====== Input data ======

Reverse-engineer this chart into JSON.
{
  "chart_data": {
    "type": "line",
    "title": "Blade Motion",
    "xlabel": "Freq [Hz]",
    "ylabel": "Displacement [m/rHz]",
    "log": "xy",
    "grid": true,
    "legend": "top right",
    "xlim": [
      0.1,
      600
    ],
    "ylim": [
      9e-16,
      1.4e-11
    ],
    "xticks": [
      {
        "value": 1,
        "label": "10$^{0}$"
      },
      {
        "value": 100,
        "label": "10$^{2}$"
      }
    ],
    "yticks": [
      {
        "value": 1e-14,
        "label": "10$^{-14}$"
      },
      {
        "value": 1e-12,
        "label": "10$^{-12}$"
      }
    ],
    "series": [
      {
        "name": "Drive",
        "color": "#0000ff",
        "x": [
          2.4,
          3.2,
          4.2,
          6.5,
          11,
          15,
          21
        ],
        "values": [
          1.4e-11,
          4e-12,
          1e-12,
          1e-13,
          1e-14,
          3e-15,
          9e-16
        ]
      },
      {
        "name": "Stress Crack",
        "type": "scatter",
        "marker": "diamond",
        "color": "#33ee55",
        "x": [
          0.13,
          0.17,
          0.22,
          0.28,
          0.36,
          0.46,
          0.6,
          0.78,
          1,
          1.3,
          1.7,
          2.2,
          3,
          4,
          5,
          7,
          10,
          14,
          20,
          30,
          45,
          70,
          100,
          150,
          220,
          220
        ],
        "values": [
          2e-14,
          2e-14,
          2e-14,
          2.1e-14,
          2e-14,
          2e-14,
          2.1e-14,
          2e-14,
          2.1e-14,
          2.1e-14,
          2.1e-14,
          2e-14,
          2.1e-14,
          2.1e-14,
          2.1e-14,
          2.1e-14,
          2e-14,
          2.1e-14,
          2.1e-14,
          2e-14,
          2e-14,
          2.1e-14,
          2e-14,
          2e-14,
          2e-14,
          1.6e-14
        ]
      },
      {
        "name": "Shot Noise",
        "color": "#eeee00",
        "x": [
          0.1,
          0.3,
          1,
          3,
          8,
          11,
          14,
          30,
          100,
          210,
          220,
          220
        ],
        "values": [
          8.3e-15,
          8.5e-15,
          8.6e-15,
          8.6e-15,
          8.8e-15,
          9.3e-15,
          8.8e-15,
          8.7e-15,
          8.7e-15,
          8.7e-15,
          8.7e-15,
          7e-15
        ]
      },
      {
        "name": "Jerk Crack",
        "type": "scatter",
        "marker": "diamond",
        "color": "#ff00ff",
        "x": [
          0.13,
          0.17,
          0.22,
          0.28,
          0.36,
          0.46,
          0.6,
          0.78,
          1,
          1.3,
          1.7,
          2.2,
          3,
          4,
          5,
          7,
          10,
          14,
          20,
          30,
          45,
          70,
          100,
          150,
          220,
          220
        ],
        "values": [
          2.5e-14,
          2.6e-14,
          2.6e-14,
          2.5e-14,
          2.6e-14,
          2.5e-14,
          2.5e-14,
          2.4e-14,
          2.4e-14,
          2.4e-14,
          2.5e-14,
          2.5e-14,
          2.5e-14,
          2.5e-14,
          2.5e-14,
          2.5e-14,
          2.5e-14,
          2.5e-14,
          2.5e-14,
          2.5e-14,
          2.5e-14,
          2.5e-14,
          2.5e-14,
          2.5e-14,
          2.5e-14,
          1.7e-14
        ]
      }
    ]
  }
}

======

Print the records above exactly as they appear.

Reverse-engineer this chart into JSON.
{
  "chart_data": {
    "type": "line",
    "title": "Blade Motion",
    "xlabel": "Freq [Hz]",
    "ylabel": "Displacement [m/rHz]",
    "log": "xy",
    "grid": true,
    "legend": "top right",
    "xlim": [
      0.1,
      600
    ],
    "ylim": [
      9e-16,
      1.4e-11
    ],
    "xticks": [
      {
        "value": 1,
        "label": "10$^{0}$"
      },
      {
        "value": 100,
        "label": "10$^{2}$"
      }
    ],
    "yticks": [
      {
        "value": 1e-14,
        "label": "10$^{-14}$"
      },
      {
        "value": 1e-12,
        "label": "10$^{-12}$"
      }
    ],
    "series": [
      {
        "name": "Drive",
        "color": "#0000ff",
        "x": [
          2.4,
          3.2,
          4.2,
          6.5,
          11,
          15,
          21
        ],
        "values": [
          1.4e-11,
          4e-12,
          1e-12,
          1e-13,
          1e-14,
          3e-15,
          9e-16
        ]
      },
      {
        "name": "Stress Crack",
        "type": "scatter",
        "marker": "diamond",
        "color": "#33ee55",
        "x": [
          0.13,
          0.17,
          0.22,
          0.28,
          0.36,
          0.46,
          0.6,
          0.78,
          1,
          1.3,
          1.7,
          2.2,
          3,
          4,
          5,
          7,
          10,
          14,
          20,
          30,
          45,
          70,
          100,
          150,
          220,
          220
        ],
        "values": [
          2e-14,
          2e-14,
          2e-14,
          2.1e-14,
          2e-14,
          2e-14,
          2.1e-14,
          2e-14,
          2.1e-14,
          2.1e-14,
          2.1e-14,
          2e-14,
          2.1e-14,
          2.1e-14,
          2.1e-14,
          2.1e-14,
          2e-14,
          2.1e-14,
          2.1e-14,
          2e-14,
          2e-14,
          2.1e-14,
          2e-14,
          2e-14,
          2e-14,
          1.6e-14
        ]
      },
      {
        "name": "Shot Noise",
        "color": "#eeee00",
        "x": [
          0.1,
          0.3,
          1,
          3,
          8,
          11,
          14,
          30,
          100,
          210,
          220,
          220
        ],
        "values": [
          8.3e-15,
          8.5e-15,
          8.6e-15,
          8.6e-15,
          8.8e-15,
          9.3e-15,
          8.8e-15,
          8.7e-15,
          8.7e-15,
          8.7e-15,
          8.7e-15,
          7e-15
        ]
      },
      {
        "name": "Jerk Crack",
        "type": "scatter",
        "marker": "diamond",
        "color": "#ff00ff",
        "x": [
          0.13,
          0.17,
          0.22,
          0.28,
          0.36,
          0.46,
          0.6,
          0.78,
          1,
          1.3,
          1.7,
          2.2,
          3,
          4,
          5,
          7,
          10,
          14,
          20,
          30,
          45,
          70,
          100,
          150,
          220,
          220
        ],
        "values": [
          2.5e-14,
          2.6e-14,
          2.6e-14,
          2.5e-14,
          2.6e-14,
          2.5e-14,
          2.5e-14,
          2.4e-14,
          2.4e-14,
          2.4e-14,
          2.5e-14,
          2.5e-14,
          2.5e-14,
          2.5e-14,
          2.5e-14,
          2.5e-14,
          2.5e-14,
          2.5e-14,
          2.5e-14,
          2.5e-14,
          2.5e-14,
          2.5e-14,
          2.5e-14,
          2.5e-14,
          2.5e-14,
          1.7e-14
        ]
      }
    ]
  }
}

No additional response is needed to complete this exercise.